* [Exercise]: Print the entries in full, word for word, but not the pictures.

----- Provided entries -----

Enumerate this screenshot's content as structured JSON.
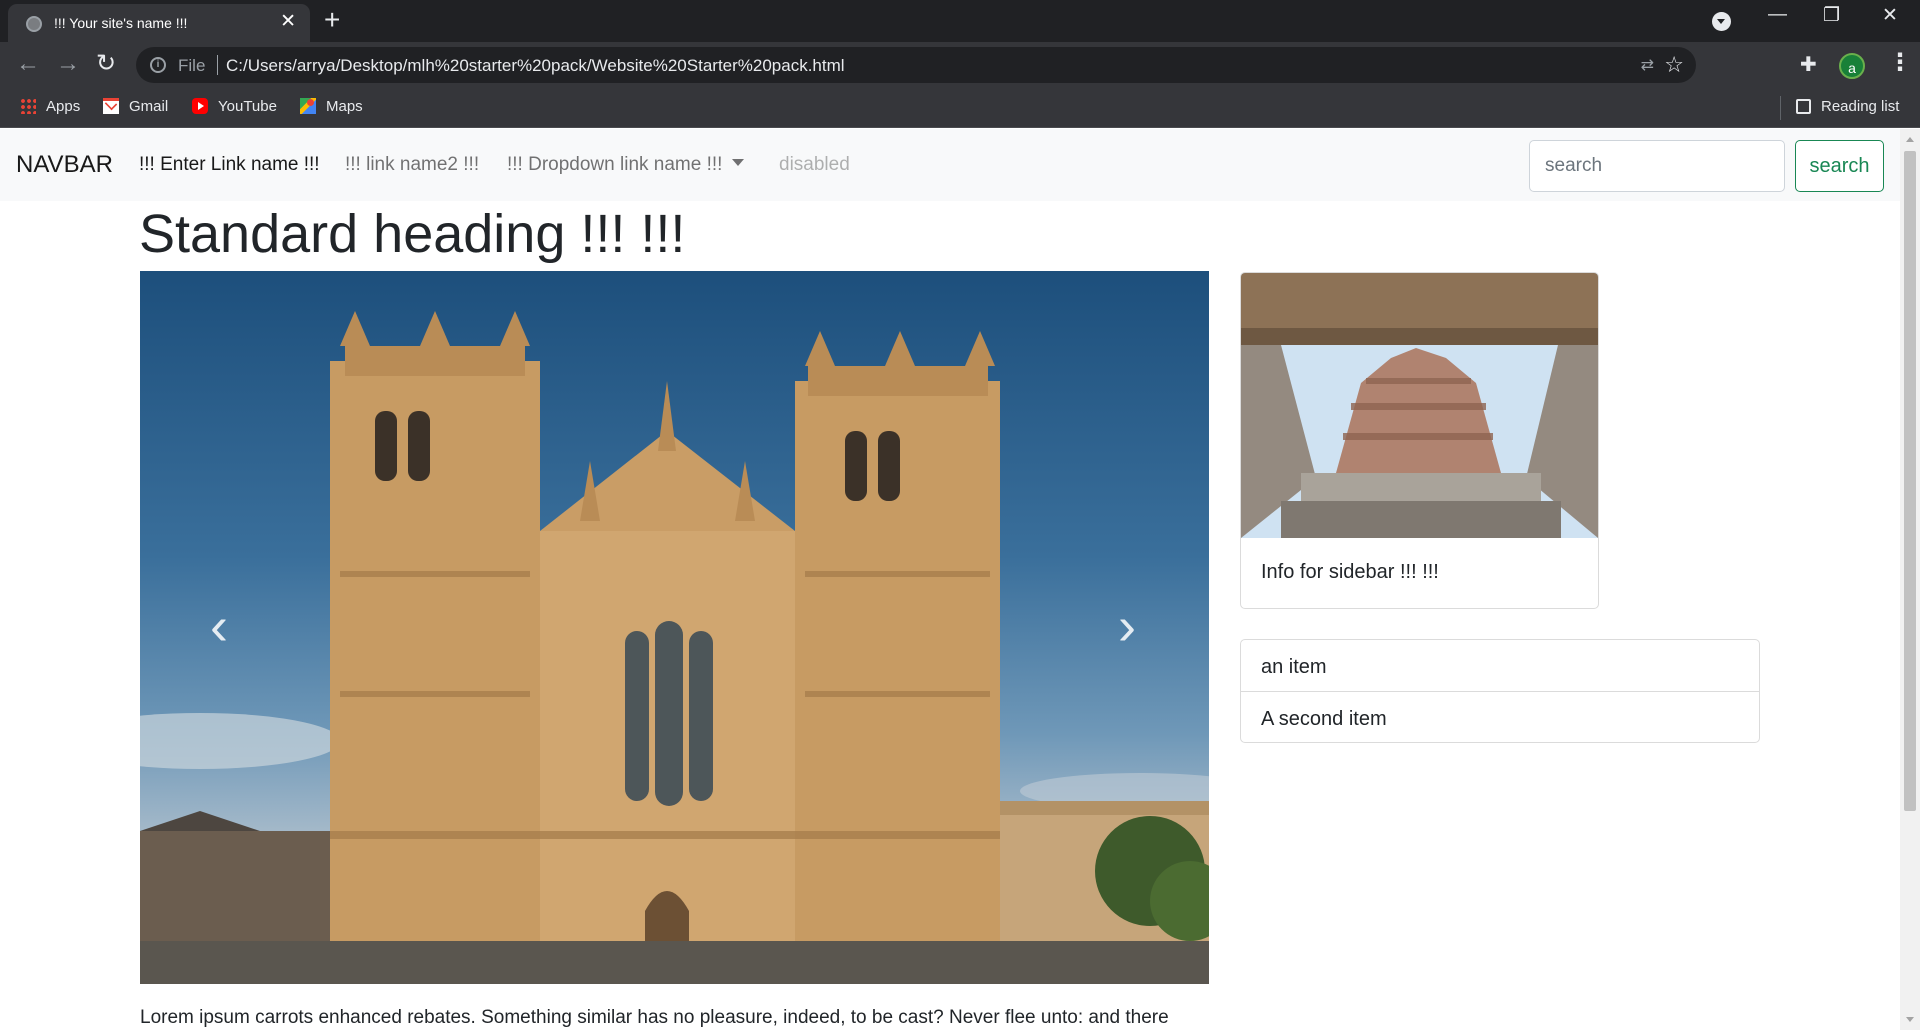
{
  "browser": {
    "tab_title": "!!! Your site's name !!!",
    "tab_close": "✕",
    "new_tab": "+",
    "address_scheme": "File",
    "address_url": "C:/Users/arrya/Desktop/mlh%20starter%20pack/Website%20Starter%20pack.html",
    "profile_initial": "a",
    "window_controls": {
      "minimize": "—",
      "restore": "❐",
      "close": "✕"
    },
    "bookmarks": [
      {
        "label": "Apps",
        "icon": "apps-grid-icon"
      },
      {
        "label": "Gmail",
        "icon": "gmail-icon"
      },
      {
        "label": "YouTube",
        "icon": "youtube-icon"
      },
      {
        "label": "Maps",
        "icon": "maps-icon"
      }
    ],
    "reading_list": "Reading list"
  },
  "navbar": {
    "brand": "NAVBAR",
    "links": [
      {
        "label": "!!! Enter Link name !!!",
        "state": "active"
      },
      {
        "label": "!!! link name2 !!!",
        "state": "normal"
      },
      {
        "label": "!!! Dropdown link name !!!",
        "state": "dropdown"
      },
      {
        "label": "disabled",
        "state": "disabled"
      }
    ],
    "search_placeholder": "search",
    "search_button": "search"
  },
  "main": {
    "heading": "Standard heading !!! !!!",
    "carousel": {
      "prev_glyph": "‹",
      "next_glyph": "›",
      "image": "cathedral-facade"
    },
    "lorem": "Lorem ipsum carrots enhanced rebates. Something similar has no pleasure, indeed, to be cast? Never flee unto: and there"
  },
  "sidebar": {
    "card_image": "temple-tower",
    "card_text": "Info for sidebar !!! !!!",
    "list_items": [
      "an item",
      "A second item"
    ]
  },
  "colors": {
    "chrome_dark": "#202124",
    "chrome_toolbar": "#35363a",
    "navbar_bg": "#f8f9fa",
    "success": "#198754"
  }
}
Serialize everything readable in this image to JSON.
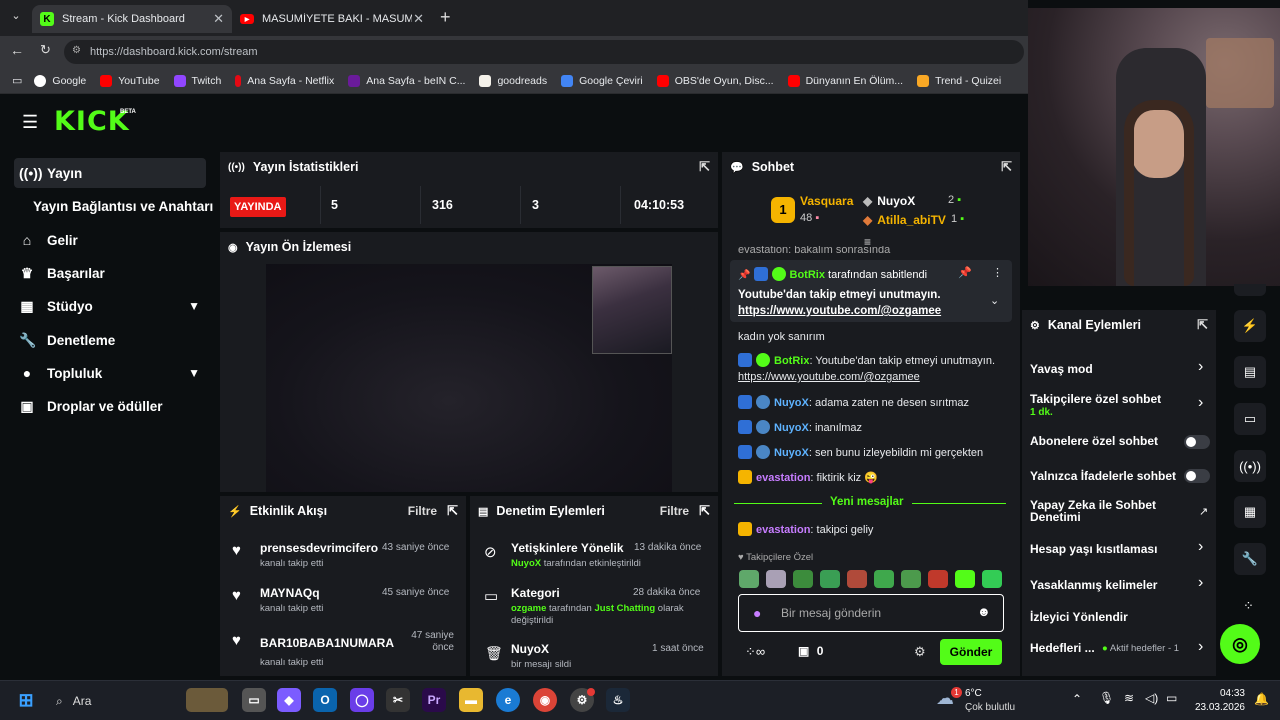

-----

* [Full response]:
Enumerate this screenshot's content as structured JSON.
{
  "browser": {
    "tab_title": "!!! Your site's name !!!",
    "tab_close": "✕",
    "new_tab": "+",
    "address_scheme": "File",
    "address_url": "C:/Users/arrya/Desktop/mlh%20starter%20pack/Website%20Starter%20pack.html",
    "profile_initial": "a",
    "window_controls": {
      "minimize": "—",
      "restore": "❐",
      "close": "✕"
    },
    "bookmarks": [
      {
        "label": "Apps",
        "icon": "apps-grid-icon"
      },
      {
        "label": "Gmail",
        "icon": "gmail-icon"
      },
      {
        "label": "YouTube",
        "icon": "youtube-icon"
      },
      {
        "label": "Maps",
        "icon": "maps-icon"
      }
    ],
    "reading_list": "Reading list"
  },
  "navbar": {
    "brand": "NAVBAR",
    "links": [
      {
        "label": "!!! Enter Link name !!!",
        "state": "active"
      },
      {
        "label": "!!! link name2 !!!",
        "state": "normal"
      },
      {
        "label": "!!! Dropdown link name !!!",
        "state": "dropdown"
      },
      {
        "label": "disabled",
        "state": "disabled"
      }
    ],
    "search_placeholder": "search",
    "search_button": "search"
  },
  "main": {
    "heading": "Standard heading !!! !!!",
    "carousel": {
      "prev_glyph": "‹",
      "next_glyph": "›",
      "image": "cathedral-facade"
    },
    "lorem": "Lorem ipsum carrots enhanced rebates. Something similar has no pleasure, indeed, to be cast? Never flee unto: and there"
  },
  "sidebar": {
    "card_image": "temple-tower",
    "card_text": "Info for sidebar !!! !!!",
    "list_items": [
      "an item",
      "A second item"
    ]
  },
  "colors": {
    "chrome_dark": "#202124",
    "chrome_toolbar": "#35363a",
    "navbar_bg": "#f8f9fa",
    "success": "#198754"
  }
}
Serialize everything readable in this image to JSON.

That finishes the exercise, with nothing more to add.